**DESCRIPTION OF THE TASK:** Select the lines below containing the word "title".

**DATASET CONTENT:**

------------------------------------

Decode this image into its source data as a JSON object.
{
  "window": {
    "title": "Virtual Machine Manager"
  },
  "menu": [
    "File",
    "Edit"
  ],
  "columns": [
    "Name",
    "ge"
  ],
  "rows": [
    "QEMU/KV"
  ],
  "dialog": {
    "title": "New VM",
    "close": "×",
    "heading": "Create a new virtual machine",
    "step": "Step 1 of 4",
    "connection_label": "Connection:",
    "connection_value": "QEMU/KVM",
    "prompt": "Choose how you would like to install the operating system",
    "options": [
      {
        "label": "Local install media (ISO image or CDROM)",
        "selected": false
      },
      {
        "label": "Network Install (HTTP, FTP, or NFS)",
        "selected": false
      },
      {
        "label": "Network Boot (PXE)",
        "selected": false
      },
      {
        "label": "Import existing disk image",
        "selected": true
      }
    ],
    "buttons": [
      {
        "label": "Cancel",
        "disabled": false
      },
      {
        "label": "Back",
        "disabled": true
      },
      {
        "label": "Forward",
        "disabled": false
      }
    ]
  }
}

------------------------------------

**RESULT OF THIS TASK:**
    "title": "Virtual Machine Manager"
    "title": "New VM",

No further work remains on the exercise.